**DATA FOR THIS EXERCISE:**
•••
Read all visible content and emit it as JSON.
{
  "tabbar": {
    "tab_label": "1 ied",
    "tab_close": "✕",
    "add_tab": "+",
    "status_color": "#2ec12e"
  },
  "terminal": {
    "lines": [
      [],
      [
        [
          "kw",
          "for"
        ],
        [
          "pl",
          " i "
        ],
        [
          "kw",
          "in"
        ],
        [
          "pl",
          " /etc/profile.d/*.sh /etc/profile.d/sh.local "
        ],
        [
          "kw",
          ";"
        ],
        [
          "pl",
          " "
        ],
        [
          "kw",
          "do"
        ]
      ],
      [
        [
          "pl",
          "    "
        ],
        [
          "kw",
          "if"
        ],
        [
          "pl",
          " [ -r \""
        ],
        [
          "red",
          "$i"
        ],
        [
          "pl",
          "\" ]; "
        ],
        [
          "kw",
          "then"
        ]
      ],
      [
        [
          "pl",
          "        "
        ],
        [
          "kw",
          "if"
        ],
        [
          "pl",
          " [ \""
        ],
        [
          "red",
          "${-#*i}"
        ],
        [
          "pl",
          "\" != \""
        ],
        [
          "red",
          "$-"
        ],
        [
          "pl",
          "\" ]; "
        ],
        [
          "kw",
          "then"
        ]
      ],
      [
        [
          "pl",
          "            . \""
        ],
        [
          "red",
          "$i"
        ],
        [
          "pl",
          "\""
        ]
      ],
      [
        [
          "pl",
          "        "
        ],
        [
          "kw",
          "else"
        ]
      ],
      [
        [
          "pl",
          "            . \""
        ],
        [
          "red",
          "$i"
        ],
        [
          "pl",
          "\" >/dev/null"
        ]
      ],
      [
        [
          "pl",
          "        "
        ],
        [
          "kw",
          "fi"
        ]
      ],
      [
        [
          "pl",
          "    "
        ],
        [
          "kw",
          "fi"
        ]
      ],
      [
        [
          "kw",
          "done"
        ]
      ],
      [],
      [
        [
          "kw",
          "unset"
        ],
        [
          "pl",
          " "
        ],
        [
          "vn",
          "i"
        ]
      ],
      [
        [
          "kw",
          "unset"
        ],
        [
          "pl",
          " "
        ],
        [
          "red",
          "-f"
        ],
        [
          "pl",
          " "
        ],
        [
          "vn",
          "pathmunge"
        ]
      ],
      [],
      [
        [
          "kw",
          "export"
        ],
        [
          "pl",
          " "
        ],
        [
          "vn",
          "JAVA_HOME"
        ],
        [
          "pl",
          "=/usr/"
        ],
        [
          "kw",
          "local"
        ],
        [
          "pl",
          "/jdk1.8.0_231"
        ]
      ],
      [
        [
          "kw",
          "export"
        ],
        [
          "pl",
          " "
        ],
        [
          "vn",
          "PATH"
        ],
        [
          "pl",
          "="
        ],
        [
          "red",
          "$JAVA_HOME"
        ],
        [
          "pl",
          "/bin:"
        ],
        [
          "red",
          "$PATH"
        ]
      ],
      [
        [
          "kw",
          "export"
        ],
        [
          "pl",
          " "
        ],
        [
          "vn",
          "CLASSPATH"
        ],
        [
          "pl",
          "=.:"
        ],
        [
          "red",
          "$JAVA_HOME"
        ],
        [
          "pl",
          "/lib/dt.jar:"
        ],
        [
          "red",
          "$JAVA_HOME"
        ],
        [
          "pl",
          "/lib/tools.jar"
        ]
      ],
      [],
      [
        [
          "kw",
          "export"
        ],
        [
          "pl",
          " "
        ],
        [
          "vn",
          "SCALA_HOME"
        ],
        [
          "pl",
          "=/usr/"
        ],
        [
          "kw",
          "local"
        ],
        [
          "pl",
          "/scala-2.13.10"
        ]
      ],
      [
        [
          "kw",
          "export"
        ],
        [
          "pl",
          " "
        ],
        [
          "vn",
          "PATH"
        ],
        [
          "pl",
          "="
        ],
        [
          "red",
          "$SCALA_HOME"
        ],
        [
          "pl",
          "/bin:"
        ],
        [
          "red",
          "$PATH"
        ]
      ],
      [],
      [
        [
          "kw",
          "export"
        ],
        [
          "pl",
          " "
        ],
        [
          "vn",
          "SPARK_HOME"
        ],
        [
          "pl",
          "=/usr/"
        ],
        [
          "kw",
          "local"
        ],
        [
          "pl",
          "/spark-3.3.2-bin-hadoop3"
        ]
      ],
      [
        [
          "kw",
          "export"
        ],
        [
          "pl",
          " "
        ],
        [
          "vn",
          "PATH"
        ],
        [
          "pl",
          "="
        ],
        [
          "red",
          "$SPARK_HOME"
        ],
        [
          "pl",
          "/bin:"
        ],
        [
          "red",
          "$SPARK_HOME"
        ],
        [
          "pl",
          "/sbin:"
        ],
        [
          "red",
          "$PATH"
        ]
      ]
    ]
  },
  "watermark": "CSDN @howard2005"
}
•••
Every line above should be retyped exactly as given.

Read all visible content and emit it as JSON.
{
  "tabbar": {
    "tab_label": "1 ied",
    "tab_close": "✕",
    "add_tab": "+",
    "status_color": "#2ec12e"
  },
  "terminal": {
    "lines": [
      [],
      [
        [
          "kw",
          "for"
        ],
        [
          "pl",
          " i "
        ],
        [
          "kw",
          "in"
        ],
        [
          "pl",
          " /etc/profile.d/*.sh /etc/profile.d/sh.local "
        ],
        [
          "kw",
          ";"
        ],
        [
          "pl",
          " "
        ],
        [
          "kw",
          "do"
        ]
      ],
      [
        [
          "pl",
          "    "
        ],
        [
          "kw",
          "if"
        ],
        [
          "pl",
          " [ -r \""
        ],
        [
          "red",
          "$i"
        ],
        [
          "pl",
          "\" ]; "
        ],
        [
          "kw",
          "then"
        ]
      ],
      [
        [
          "pl",
          "        "
        ],
        [
          "kw",
          "if"
        ],
        [
          "pl",
          " [ \""
        ],
        [
          "red",
          "${-#*i}"
        ],
        [
          "pl",
          "\" != \""
        ],
        [
          "red",
          "$-"
        ],
        [
          "pl",
          "\" ]; "
        ],
        [
          "kw",
          "then"
        ]
      ],
      [
        [
          "pl",
          "            . \""
        ],
        [
          "red",
          "$i"
        ],
        [
          "pl",
          "\""
        ]
      ],
      [
        [
          "pl",
          "        "
        ],
        [
          "kw",
          "else"
        ]
      ],
      [
        [
          "pl",
          "            . \""
        ],
        [
          "red",
          "$i"
        ],
        [
          "pl",
          "\" >/dev/null"
        ]
      ],
      [
        [
          "pl",
          "        "
        ],
        [
          "kw",
          "fi"
        ]
      ],
      [
        [
          "pl",
          "    "
        ],
        [
          "kw",
          "fi"
        ]
      ],
      [
        [
          "kw",
          "done"
        ]
      ],
      [],
      [
        [
          "kw",
          "unset"
        ],
        [
          "pl",
          " "
        ],
        [
          "vn",
          "i"
        ]
      ],
      [
        [
          "kw",
          "unset"
        ],
        [
          "pl",
          " "
        ],
        [
          "red",
          "-f"
        ],
        [
          "pl",
          " "
        ],
        [
          "vn",
          "pathmunge"
        ]
      ],
      [],
      [
        [
          "kw",
          "export"
        ],
        [
          "pl",
          " "
        ],
        [
          "vn",
          "JAVA_HOME"
        ],
        [
          "pl",
          "=/usr/"
        ],
        [
          "kw",
          "local"
        ],
        [
          "pl",
          "/jdk1.8.0_231"
        ]
      ],
      [
        [
          "kw",
          "export"
        ],
        [
          "pl",
          " "
        ],
        [
          "vn",
          "PATH"
        ],
        [
          "pl",
          "="
        ],
        [
          "red",
          "$JAVA_HOME"
        ],
        [
          "pl",
          "/bin:"
        ],
        [
          "red",
          "$PATH"
        ]
      ],
      [
        [
          "kw",
          "export"
        ],
        [
          "pl",
          " "
        ],
        [
          "vn",
          "CLASSPATH"
        ],
        [
          "pl",
          "=.:"
        ],
        [
          "red",
          "$JAVA_HOME"
        ],
        [
          "pl",
          "/lib/dt.jar:"
        ],
        [
          "red",
          "$JAVA_HOME"
        ],
        [
          "pl",
          "/lib/tools.jar"
        ]
      ],
      [],
      [
        [
          "kw",
          "export"
        ],
        [
          "pl",
          " "
        ],
        [
          "vn",
          "SCALA_HOME"
        ],
        [
          "pl",
          "=/usr/"
        ],
        [
          "kw",
          "local"
        ],
        [
          "pl",
          "/scala-2.13.10"
        ]
      ],
      [
        [
          "kw",
          "export"
        ],
        [
          "pl",
          " "
        ],
        [
          "vn",
          "PATH"
        ],
        [
          "pl",
          "="
        ],
        [
          "red",
          "$SCALA_HOME"
        ],
        [
          "pl",
          "/bin:"
        ],
        [
          "red",
          "$PATH"
        ]
      ],
      [],
      [
        [
          "kw",
          "export"
        ],
        [
          "pl",
          " "
        ],
        [
          "vn",
          "SPARK_HOME"
        ],
        [
          "pl",
          "=/usr/"
        ],
        [
          "kw",
          "local"
        ],
        [
          "pl",
          "/spark-3.3.2-bin-hadoop3"
        ]
      ],
      [
        [
          "kw",
          "export"
        ],
        [
          "pl",
          " "
        ],
        [
          "vn",
          "PATH"
        ],
        [
          "pl",
          "="
        ],
        [
          "red",
          "$SPARK_HOME"
        ],
        [
          "pl",
          "/bin:"
        ],
        [
          "red",
          "$SPARK_HOME"
        ],
        [
          "pl",
          "/sbin:"
        ],
        [
          "red",
          "$PATH"
        ]
      ]
    ]
  },
  "watermark": "CSDN @howard2005"
}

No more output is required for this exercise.